Nothing may be dropped or altered: reproduce all the data.
──────────────────────────────
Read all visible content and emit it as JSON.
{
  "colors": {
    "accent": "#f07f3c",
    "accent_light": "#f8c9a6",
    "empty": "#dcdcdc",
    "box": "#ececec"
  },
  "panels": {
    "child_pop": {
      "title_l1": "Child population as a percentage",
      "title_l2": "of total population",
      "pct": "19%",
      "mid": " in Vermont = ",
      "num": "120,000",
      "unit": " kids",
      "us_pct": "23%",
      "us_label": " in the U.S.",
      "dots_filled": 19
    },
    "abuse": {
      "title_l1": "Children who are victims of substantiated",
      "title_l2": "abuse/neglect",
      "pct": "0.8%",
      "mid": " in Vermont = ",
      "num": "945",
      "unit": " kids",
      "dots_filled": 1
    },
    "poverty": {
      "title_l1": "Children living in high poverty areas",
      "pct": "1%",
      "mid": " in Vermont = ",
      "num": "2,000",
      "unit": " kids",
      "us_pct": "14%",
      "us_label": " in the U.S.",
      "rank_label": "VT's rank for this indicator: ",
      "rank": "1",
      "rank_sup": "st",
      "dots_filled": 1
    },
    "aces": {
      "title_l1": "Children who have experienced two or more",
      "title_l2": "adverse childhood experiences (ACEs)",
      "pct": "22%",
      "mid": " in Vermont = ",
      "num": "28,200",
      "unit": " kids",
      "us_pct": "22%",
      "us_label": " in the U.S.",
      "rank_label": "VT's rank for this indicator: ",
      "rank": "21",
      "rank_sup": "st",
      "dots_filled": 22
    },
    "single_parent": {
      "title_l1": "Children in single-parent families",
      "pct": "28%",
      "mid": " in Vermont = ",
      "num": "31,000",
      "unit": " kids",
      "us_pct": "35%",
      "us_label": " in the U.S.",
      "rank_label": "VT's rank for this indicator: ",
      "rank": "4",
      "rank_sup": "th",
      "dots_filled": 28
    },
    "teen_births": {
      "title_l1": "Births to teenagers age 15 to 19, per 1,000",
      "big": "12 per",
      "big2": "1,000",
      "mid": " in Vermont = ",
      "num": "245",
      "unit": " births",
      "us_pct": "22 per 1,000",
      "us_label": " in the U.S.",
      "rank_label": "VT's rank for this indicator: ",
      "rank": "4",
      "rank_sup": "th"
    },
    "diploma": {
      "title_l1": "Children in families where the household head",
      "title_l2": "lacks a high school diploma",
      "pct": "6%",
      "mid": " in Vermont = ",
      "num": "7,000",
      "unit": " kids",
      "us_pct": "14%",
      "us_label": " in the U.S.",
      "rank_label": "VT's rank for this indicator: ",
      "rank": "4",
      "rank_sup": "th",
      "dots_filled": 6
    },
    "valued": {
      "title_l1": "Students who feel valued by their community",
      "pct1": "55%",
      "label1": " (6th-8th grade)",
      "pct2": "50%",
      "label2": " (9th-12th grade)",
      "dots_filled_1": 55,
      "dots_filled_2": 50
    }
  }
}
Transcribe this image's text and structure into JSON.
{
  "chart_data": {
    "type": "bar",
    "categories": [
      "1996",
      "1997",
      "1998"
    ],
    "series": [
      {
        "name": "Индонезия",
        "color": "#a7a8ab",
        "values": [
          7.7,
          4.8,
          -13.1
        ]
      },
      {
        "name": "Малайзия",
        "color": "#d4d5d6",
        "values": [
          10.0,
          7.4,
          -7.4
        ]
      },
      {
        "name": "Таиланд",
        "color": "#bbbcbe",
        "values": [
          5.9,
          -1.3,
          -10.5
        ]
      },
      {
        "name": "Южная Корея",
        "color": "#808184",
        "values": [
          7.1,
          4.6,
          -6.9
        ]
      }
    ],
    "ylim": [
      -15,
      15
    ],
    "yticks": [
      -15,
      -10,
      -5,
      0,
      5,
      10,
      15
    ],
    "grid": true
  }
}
──────────────────────────────
Result for this task →
Read all visible content and emit it as JSON.
{
  "colors": {
    "accent": "#f07f3c",
    "accent_light": "#f8c9a6",
    "empty": "#dcdcdc",
    "box": "#ececec"
  },
  "panels": {
    "child_pop": {
      "title_l1": "Child population as a percentage",
      "title_l2": "of total population",
      "pct": "19%",
      "mid": " in Vermont = ",
      "num": "120,000",
      "unit": " kids",
      "us_pct": "23%",
      "us_label": " in the U.S.",
      "dots_filled": 19
    },
    "abuse": {
      "title_l1": "Children who are victims of substantiated",
      "title_l2": "abuse/neglect",
      "pct": "0.8%",
      "mid": " in Vermont = ",
      "num": "945",
      "unit": " kids",
      "dots_filled": 1
    },
    "poverty": {
      "title_l1": "Children living in high poverty areas",
      "pct": "1%",
      "mid": " in Vermont = ",
      "num": "2,000",
      "unit": " kids",
      "us_pct": "14%",
      "us_label": " in the U.S.",
      "rank_label": "VT's rank for this indicator: ",
      "rank": "1",
      "rank_sup": "st",
      "dots_filled": 1
    },
    "aces": {
      "title_l1": "Children who have experienced two or more",
      "title_l2": "adverse childhood experiences (ACEs)",
      "pct": "22%",
      "mid": " in Vermont = ",
      "num": "28,200",
      "unit": " kids",
      "us_pct": "22%",
      "us_label": " in the U.S.",
      "rank_label": "VT's rank for this indicator: ",
      "rank": "21",
      "rank_sup": "st",
      "dots_filled": 22
    },
    "single_parent": {
      "title_l1": "Children in single-parent families",
      "pct": "28%",
      "mid": " in Vermont = ",
      "num": "31,000",
      "unit": " kids",
      "us_pct": "35%",
      "us_label": " in the U.S.",
      "rank_label": "VT's rank for this indicator: ",
      "rank": "4",
      "rank_sup": "th",
      "dots_filled": 28
    },
    "teen_births": {
      "title_l1": "Births to teenagers age 15 to 19, per 1,000",
      "big": "12 per",
      "big2": "1,000",
      "mid": " in Vermont = ",
      "num": "245",
      "unit": " births",
      "us_pct": "22 per 1,000",
      "us_label": " in the U.S.",
      "rank_label": "VT's rank for this indicator: ",
      "rank": "4",
      "rank_sup": "th"
    },
    "diploma": {
      "title_l1": "Children in families where the household head",
      "title_l2": "lacks a high school diploma",
      "pct": "6%",
      "mid": " in Vermont = ",
      "num": "7,000",
      "unit": " kids",
      "us_pct": "14%",
      "us_label": " in the U.S.",
      "rank_label": "VT's rank for this indicator: ",
      "rank": "4",
      "rank_sup": "th",
      "dots_filled": 6
    },
    "valued": {
      "title_l1": "Students who feel valued by their community",
      "pct1": "55%",
      "label1": " (6th-8th grade)",
      "pct2": "50%",
      "label2": " (9th-12th grade)",
      "dots_filled_1": 55,
      "dots_filled_2": 50
    }
  }
}
Transcribe this image's text and structure into JSON.
{
  "chart_data": {
    "type": "bar",
    "categories": [
      "1996",
      "1997",
      "1998"
    ],
    "series": [
      {
        "name": "Индонезия",
        "color": "#a7a8ab",
        "values": [
          7.7,
          4.8,
          -13.1
        ]
      },
      {
        "name": "Малайзия",
        "color": "#d4d5d6",
        "values": [
          10.0,
          7.4,
          -7.4
        ]
      },
      {
        "name": "Таиланд",
        "color": "#bbbcbe",
        "values": [
          5.9,
          -1.3,
          -10.5
        ]
      },
      {
        "name": "Южная Корея",
        "color": "#808184",
        "values": [
          7.1,
          4.6,
          -6.9
        ]
      }
    ],
    "ylim": [
      -15,
      15
    ],
    "yticks": [
      -15,
      -10,
      -5,
      0,
      5,
      10,
      15
    ],
    "grid": true
  }
}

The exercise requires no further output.